** begin **

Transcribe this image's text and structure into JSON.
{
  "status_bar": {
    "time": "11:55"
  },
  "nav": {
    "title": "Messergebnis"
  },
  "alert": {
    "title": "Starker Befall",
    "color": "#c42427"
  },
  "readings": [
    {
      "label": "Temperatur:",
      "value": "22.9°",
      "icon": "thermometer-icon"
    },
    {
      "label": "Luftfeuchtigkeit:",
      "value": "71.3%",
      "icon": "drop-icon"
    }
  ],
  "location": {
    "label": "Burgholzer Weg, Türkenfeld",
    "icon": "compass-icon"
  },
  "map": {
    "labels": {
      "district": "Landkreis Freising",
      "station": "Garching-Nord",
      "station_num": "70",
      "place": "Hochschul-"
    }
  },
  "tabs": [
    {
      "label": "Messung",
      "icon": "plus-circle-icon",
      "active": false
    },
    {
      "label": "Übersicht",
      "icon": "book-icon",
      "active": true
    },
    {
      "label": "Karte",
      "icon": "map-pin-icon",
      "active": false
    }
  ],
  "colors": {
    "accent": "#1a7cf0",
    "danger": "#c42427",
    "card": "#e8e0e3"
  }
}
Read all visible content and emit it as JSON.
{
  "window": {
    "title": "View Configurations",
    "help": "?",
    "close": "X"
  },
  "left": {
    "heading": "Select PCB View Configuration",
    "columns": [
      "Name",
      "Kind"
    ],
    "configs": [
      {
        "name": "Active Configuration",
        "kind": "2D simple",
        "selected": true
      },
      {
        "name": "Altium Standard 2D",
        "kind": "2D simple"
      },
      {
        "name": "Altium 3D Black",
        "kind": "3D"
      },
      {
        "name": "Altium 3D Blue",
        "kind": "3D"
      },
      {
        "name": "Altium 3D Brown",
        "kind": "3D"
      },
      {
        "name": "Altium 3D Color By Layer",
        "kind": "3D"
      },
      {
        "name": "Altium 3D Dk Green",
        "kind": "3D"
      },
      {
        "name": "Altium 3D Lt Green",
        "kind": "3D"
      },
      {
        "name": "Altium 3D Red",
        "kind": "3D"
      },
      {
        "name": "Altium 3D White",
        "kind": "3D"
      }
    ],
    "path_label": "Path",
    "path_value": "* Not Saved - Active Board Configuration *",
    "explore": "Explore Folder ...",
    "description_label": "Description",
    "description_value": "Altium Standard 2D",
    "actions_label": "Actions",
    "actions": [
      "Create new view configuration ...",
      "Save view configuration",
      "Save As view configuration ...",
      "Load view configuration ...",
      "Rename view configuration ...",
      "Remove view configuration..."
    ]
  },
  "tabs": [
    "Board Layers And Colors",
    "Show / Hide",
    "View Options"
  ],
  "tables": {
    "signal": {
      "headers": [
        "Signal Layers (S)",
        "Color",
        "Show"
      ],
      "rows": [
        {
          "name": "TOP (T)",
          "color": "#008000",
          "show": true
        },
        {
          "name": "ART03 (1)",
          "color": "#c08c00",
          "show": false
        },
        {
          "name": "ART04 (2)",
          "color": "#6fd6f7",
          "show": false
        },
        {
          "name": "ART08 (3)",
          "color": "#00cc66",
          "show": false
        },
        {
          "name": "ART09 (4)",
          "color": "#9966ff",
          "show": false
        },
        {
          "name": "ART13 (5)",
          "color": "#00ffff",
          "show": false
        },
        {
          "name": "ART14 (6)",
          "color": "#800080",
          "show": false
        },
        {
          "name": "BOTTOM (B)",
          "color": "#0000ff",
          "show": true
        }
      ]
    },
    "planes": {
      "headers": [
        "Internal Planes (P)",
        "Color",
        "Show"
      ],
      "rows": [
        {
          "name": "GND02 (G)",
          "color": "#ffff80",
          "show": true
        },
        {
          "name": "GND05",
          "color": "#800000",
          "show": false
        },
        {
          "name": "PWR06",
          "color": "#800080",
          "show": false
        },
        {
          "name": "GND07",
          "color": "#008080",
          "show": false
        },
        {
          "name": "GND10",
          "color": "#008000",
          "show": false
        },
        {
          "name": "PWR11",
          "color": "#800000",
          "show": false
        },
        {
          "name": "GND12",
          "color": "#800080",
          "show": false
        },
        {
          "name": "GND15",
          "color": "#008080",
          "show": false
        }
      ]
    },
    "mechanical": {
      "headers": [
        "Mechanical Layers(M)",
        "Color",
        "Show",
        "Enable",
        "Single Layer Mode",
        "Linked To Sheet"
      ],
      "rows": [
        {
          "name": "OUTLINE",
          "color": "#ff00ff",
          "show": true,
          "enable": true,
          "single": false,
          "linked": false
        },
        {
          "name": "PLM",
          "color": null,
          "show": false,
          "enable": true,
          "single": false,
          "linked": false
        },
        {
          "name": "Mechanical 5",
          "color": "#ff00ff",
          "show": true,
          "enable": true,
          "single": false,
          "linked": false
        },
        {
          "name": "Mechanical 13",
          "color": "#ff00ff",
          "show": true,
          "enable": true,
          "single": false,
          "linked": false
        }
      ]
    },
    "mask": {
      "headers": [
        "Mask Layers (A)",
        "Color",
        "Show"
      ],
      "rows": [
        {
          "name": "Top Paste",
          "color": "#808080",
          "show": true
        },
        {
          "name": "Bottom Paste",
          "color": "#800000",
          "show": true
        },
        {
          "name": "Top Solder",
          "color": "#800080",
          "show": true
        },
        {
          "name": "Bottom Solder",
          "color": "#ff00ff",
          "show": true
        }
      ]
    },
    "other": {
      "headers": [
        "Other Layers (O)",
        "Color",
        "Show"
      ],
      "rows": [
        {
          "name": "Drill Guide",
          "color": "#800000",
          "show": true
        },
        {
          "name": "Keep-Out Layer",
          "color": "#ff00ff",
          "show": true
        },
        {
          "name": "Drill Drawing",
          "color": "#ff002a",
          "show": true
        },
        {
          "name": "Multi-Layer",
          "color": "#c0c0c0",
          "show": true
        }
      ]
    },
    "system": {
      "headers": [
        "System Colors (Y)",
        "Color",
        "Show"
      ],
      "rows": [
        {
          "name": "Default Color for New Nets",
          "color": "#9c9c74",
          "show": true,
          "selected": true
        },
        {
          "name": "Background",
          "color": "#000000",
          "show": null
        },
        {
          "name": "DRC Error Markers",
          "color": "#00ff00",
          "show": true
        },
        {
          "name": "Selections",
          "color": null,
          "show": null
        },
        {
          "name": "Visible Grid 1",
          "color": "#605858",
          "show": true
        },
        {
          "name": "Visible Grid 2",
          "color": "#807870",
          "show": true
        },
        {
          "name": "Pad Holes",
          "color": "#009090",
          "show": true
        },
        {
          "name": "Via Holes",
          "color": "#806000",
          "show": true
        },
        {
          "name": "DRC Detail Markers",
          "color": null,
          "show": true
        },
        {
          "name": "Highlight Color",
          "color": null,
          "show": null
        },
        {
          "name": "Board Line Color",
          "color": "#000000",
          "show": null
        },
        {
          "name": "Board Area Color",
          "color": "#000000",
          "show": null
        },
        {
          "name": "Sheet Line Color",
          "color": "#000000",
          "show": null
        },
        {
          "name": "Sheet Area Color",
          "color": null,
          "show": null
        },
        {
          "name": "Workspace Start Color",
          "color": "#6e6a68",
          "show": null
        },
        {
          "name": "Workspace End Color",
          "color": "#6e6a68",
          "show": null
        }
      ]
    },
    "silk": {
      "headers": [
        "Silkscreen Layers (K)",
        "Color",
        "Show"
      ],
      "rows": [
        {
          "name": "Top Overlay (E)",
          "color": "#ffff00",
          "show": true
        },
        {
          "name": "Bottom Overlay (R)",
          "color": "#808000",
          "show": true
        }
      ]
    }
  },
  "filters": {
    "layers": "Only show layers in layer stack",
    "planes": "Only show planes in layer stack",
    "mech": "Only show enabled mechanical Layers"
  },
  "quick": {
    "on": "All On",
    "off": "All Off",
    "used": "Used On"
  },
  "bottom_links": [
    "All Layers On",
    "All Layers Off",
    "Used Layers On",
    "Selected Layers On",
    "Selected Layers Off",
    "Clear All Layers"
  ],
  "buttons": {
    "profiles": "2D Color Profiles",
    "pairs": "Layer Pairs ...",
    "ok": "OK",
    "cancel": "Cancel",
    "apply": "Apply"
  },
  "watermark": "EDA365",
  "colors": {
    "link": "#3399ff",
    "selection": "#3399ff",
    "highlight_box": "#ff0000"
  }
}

** end **

State how many lines of the data include the word "Area", with nothing else.

Response to this task:
2